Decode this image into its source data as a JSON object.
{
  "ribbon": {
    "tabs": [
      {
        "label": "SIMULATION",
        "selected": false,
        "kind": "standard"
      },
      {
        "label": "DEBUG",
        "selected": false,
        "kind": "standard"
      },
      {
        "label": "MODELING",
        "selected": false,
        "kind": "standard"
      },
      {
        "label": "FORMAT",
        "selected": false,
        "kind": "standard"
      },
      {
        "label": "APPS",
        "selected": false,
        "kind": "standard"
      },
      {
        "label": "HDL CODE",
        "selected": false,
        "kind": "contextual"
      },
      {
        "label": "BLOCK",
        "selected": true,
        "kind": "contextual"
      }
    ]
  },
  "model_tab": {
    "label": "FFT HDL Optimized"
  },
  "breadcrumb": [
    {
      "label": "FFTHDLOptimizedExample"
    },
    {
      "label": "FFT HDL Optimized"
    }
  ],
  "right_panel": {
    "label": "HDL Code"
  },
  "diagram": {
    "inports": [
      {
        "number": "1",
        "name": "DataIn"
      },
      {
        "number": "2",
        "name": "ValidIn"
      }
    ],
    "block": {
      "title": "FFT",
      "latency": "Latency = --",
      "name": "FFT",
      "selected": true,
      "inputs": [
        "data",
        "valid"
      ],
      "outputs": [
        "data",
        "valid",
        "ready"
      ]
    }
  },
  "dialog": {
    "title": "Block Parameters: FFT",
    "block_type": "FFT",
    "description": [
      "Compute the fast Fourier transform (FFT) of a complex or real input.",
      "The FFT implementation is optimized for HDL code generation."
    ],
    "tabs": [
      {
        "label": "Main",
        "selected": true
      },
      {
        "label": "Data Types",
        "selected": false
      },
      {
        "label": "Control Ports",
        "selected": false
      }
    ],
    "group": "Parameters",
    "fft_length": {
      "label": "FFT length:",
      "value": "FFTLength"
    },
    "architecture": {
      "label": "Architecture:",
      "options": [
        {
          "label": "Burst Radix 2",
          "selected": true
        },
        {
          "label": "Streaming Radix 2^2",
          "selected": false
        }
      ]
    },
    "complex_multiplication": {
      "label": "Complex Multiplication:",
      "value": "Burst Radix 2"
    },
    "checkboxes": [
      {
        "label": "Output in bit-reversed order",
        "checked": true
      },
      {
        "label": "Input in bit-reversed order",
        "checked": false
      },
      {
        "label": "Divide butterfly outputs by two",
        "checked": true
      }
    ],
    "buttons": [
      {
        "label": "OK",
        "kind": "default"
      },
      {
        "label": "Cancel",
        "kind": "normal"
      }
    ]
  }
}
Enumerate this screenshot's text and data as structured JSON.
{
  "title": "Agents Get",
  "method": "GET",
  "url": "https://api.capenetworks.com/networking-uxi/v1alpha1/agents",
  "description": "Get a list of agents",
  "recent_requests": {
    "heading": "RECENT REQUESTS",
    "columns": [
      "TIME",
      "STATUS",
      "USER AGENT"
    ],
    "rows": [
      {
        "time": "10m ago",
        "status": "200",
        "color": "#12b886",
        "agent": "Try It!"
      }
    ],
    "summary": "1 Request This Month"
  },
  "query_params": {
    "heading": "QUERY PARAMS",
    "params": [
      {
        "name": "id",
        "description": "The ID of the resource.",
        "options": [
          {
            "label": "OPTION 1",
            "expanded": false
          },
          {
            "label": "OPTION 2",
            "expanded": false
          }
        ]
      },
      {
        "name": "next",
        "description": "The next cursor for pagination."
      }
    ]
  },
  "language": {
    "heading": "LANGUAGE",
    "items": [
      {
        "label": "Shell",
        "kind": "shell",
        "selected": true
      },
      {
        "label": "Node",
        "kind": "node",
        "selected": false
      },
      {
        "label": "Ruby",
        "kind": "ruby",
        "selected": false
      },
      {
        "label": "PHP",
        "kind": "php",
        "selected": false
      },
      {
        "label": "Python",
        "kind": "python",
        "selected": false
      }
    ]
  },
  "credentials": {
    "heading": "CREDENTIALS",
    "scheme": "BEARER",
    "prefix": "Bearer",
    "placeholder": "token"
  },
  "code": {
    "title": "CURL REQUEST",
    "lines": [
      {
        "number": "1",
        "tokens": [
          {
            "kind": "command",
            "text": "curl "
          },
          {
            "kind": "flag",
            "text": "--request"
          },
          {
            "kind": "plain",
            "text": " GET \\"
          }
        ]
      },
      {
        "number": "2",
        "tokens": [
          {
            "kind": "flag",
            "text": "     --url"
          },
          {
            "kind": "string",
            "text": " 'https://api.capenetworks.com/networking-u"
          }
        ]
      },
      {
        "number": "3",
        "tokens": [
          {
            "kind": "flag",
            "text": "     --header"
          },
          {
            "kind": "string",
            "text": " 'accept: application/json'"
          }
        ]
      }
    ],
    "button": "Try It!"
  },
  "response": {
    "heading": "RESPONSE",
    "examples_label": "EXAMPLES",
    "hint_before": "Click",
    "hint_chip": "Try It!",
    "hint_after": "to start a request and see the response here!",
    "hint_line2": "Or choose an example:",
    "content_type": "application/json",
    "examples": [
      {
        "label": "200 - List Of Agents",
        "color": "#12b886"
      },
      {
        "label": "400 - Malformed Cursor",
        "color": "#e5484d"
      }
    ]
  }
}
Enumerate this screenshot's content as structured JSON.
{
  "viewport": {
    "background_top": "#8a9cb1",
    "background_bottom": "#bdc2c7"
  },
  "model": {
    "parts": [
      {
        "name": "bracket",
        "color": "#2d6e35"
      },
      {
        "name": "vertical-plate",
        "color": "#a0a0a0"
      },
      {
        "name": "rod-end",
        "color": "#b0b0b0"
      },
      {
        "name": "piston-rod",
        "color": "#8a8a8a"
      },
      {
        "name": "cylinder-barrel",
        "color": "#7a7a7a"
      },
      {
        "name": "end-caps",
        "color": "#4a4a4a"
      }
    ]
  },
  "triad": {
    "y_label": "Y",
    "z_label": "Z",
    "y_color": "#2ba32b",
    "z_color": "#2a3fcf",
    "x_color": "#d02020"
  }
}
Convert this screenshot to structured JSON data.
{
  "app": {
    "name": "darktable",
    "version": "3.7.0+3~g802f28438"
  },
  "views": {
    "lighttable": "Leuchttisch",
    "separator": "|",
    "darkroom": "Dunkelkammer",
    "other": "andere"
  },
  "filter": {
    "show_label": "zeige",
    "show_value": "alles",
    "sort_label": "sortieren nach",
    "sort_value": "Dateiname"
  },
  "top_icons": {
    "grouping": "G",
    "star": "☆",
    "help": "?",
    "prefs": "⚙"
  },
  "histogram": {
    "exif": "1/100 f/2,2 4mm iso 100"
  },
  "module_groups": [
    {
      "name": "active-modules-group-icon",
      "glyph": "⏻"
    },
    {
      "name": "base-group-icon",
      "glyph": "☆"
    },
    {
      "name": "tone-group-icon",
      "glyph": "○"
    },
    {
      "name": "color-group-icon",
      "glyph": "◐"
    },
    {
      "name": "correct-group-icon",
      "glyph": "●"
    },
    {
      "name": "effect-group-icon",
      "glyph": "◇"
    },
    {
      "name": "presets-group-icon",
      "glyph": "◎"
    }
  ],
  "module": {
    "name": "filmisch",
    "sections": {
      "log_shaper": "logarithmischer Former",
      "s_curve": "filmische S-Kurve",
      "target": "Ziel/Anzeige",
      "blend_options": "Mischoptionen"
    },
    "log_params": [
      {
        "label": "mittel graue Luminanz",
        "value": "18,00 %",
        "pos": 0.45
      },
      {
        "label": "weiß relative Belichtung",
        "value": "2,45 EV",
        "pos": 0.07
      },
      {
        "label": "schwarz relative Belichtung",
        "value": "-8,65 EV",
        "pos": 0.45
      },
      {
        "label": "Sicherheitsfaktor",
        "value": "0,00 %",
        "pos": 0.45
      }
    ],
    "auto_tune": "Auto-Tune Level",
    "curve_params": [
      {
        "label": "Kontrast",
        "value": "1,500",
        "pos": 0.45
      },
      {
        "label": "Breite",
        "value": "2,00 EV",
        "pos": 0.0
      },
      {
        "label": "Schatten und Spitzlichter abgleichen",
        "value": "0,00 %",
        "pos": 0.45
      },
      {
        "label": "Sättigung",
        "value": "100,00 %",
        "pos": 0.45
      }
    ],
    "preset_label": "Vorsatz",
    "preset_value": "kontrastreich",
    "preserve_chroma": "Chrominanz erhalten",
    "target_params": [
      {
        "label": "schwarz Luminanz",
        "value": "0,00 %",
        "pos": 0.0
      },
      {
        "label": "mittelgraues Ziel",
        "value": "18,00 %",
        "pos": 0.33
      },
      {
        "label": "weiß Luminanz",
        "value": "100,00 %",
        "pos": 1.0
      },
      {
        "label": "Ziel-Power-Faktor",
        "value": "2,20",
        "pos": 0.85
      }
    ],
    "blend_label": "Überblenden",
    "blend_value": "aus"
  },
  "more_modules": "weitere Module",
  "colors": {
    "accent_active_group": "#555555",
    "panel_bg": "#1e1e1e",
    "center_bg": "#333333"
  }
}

• WHAT IS REQUIRED:
Locate the word "true" in the records and collect each line it appears in.

• PROBLEM SOLUTION:
        "selected": true,
      "selected": true,
        "selected": true
          "selected": true
        "checked": true
        "checked": true
        "selected": true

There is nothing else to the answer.